# Directions:
Each entry below should be written out exactly as it is, with no pictures.

_ _ _

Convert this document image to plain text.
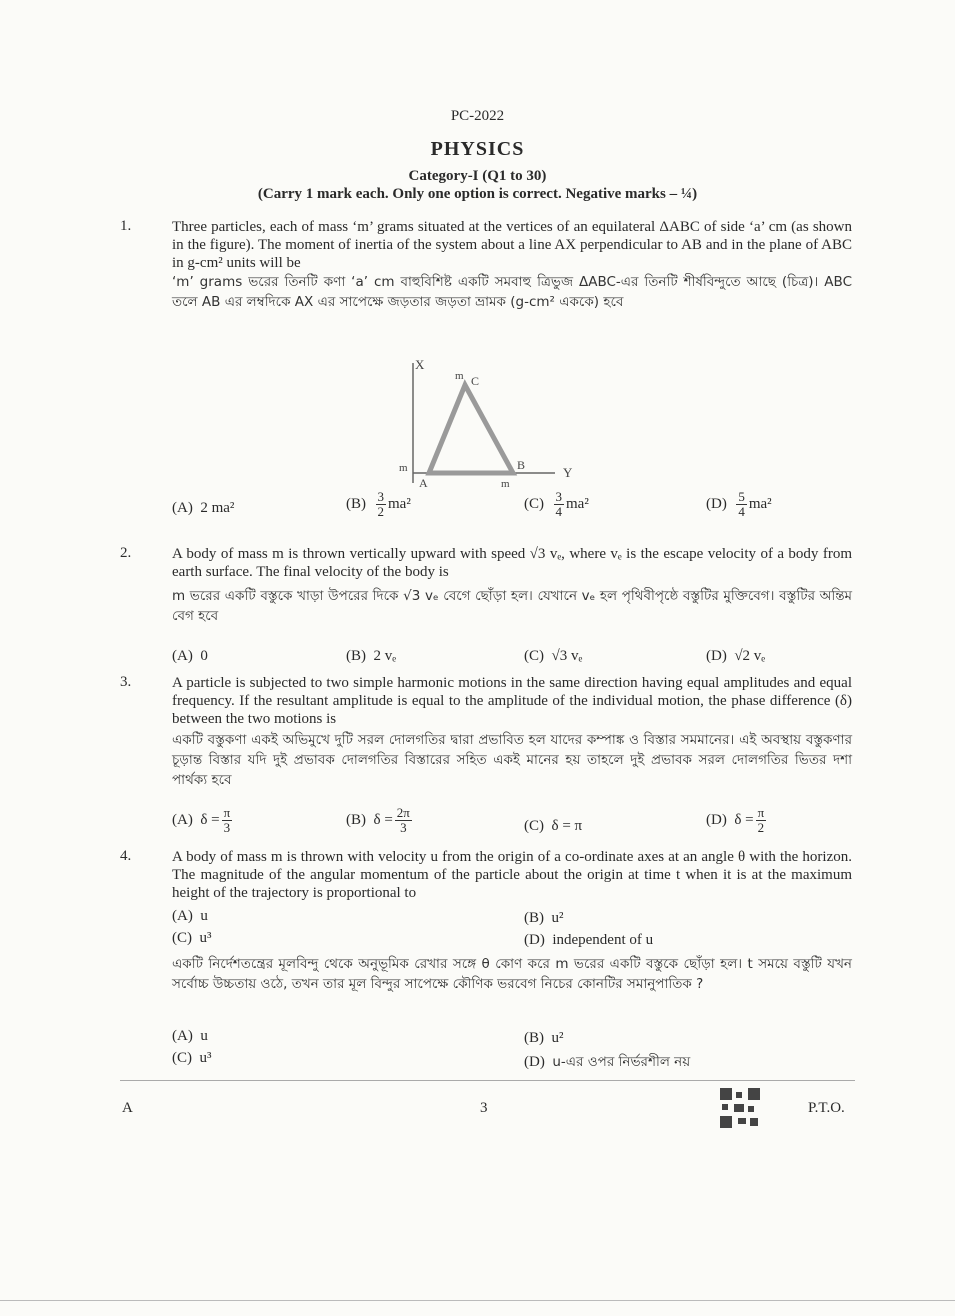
PC-2022
PHYSICS
Category-I (Q1 to 30)
(Carry 1 mark each. Only one option is correct. Negative marks – ¼)
1.	Three particles, each of mass ‘m’ grams situated at the vertices of an equilateral ΔABC of side ‘a’ cm (as shown in the figure). The moment of inertia of the system about a line AX perpendicular to AB and in the plane of ABC in g-cm² units will be
‘m’ grams ভরের তিনটি কণা ‘a’ cm বাহুবিশিষ্ট একটি সমবাহু ত্রিভুজ ΔABC-এর তিনটি শীর্ষবিন্দুতে আছে (চিত্র)। ABC তলে AB এর লম্বদিকে AX এর সাপেক্ষে জড়তার জড়তা ভ্রামক (g-cm² এককে) হবে
X
Y
A
B
C
m
m
m
(A) 2 ma²	$(B) \frac{3}{2} ma^2$	$(C) \frac{3}{4} ma^2$	$(D) \frac{5}{4} ma^2$
2.	A body of mass m is thrown vertically upward with speed √3 vₑ, where vₑ is the escape velocity of a body from earth surface. The final velocity of the body is
m ভরের একটি বস্তুকে খাড়া উপরের দিকে √3 vₑ বেগে ছোঁড়া হল। যেখানে vₑ হল পৃথিবীপৃষ্ঠে বস্তুটির মুক্তিবেগ। বস্তুটির অন্তিম বেগ হবে
(A) 0	(B) 2 vₑ	(C) √3 vₑ	(D) √2 vₑ
3.	A particle is subjected to two simple harmonic motions in the same direction having equal amplitudes and equal frequency. If the resultant amplitude is equal to the amplitude of the individual motion, the phase difference (δ) between the two motions is
একটি বস্তুকণা একই অভিমুখে দুটি সরল দোলগতির দ্বারা প্রভাবিত হল যাদের কম্পাঙ্ক ও বিস্তার সমমানের। এই অবস্থায় বস্তুকণার চূড়ান্ত বিস্তার যদি দুই প্রভাবক দোলগতির বিস্তারের সহিত একই মানের হয় তাহলে দুই প্রভাবক সরল দোলগতির ভিতর দশা পার্থক্য হবে
(A) $\delta = \frac{\pi}{3}$	(B) $\delta = \frac{2\pi}{3}$	(C) δ = π	(D) $\delta = \frac{\pi}{2}$
4.	A body of mass m is thrown with velocity u from the origin of a co-ordinate axes at an angle θ with the horizon. The magnitude of the angular momentum of the particle about the origin at time t when it is at the maximum height of the trajectory is proportional to
(A) u	(B) u²
(C) u³	(D) independent of u
একটি নির্দেশতন্ত্রের মূলবিন্দু থেকে অনুভূমিক রেখার সঙ্গে θ কোণ করে m ভরের একটি বস্তুকে ছোঁড়া হল। t সময়ে বস্তুটি যখন সর্বোচ্চ উচ্চতায় ওঠে, তখন তার মূল বিন্দুর সাপেক্ষে কৌণিক ভরবেগ নিচের কোনটির সমানুপাতিক ?
(A) u	(B) u²
(C) u³	(D) u-এর ওপর নির্ভরশীল নয়
A	3	P.T.O.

_ _ _

# Exercise answer:
Convert this document image to plain text.
PC-2022
PHYSICS
Category-I (Q1 to 30)
(Carry 1 mark each. Only one option is correct. Negative marks – ¼)
1.	Three particles, each of mass ‘m’ grams situated at the vertices of an equilateral ΔABC of side ‘a’ cm (as shown in the figure). The moment of inertia of the system about a line AX perpendicular to AB and in the plane of ABC in g-cm² units will be
‘m’ grams ভরের তিনটি কণা ‘a’ cm বাহুবিশিষ্ট একটি সমবাহু ত্রিভুজ ΔABC-এর তিনটি শীর্ষবিন্দুতে আছে (চিত্র)। ABC তলে AB এর লম্বদিকে AX এর সাপেক্ষে জড়তার জড়তা ভ্রামক (g-cm² এককে) হবে
X
Y
A
B
C
m
m
m
(A) 2 ma²	$(B) \frac{3}{2} ma^2$	$(C) \frac{3}{4} ma^2$	$(D) \frac{5}{4} ma^2$
2.	A body of mass m is thrown vertically upward with speed √3 vₑ, where vₑ is the escape velocity of a body from earth surface. The final velocity of the body is
m ভরের একটি বস্তুকে খাড়া উপরের দিকে √3 vₑ বেগে ছোঁড়া হল। যেখানে vₑ হল পৃথিবীপৃষ্ঠে বস্তুটির মুক্তিবেগ। বস্তুটির অন্তিম বেগ হবে
(A) 0	(B) 2 vₑ	(C) √3 vₑ	(D) √2 vₑ
3.	A particle is subjected to two simple harmonic motions in the same direction having equal amplitudes and equal frequency. If the resultant amplitude is equal to the amplitude of the individual motion, the phase difference (δ) between the two motions is
একটি বস্তুকণা একই অভিমুখে দুটি সরল দোলগতির দ্বারা প্রভাবিত হল যাদের কম্পাঙ্ক ও বিস্তার সমমানের। এই অবস্থায় বস্তুকণার চূড়ান্ত বিস্তার যদি দুই প্রভাবক দোলগতির বিস্তারের সহিত একই মানের হয় তাহলে দুই প্রভাবক সরল দোলগতির ভিতর দশা পার্থক্য হবে
(A) $\delta = \frac{\pi}{3}$	(B) $\delta = \frac{2\pi}{3}$	(C) δ = π	(D) $\delta = \frac{\pi}{2}$
4.	A body of mass m is thrown with velocity u from the origin of a co-ordinate axes at an angle θ with the horizon. The magnitude of the angular momentum of the particle about the origin at time t when it is at the maximum height of the trajectory is proportional to
(A) u	(B) u²
(C) u³	(D) independent of u
একটি নির্দেশতন্ত্রের মূলবিন্দু থেকে অনুভূমিক রেখার সঙ্গে θ কোণ করে m ভরের একটি বস্তুকে ছোঁড়া হল। t সময়ে বস্তুটি যখন সর্বোচ্চ উচ্চতায় ওঠে, তখন তার মূল বিন্দুর সাপেক্ষে কৌণিক ভরবেগ নিচের কোনটির সমানুপাতিক ?
(A) u	(B) u²
(C) u³	(D) u-এর ওপর নির্ভরশীল নয়
A	3	P.T.O.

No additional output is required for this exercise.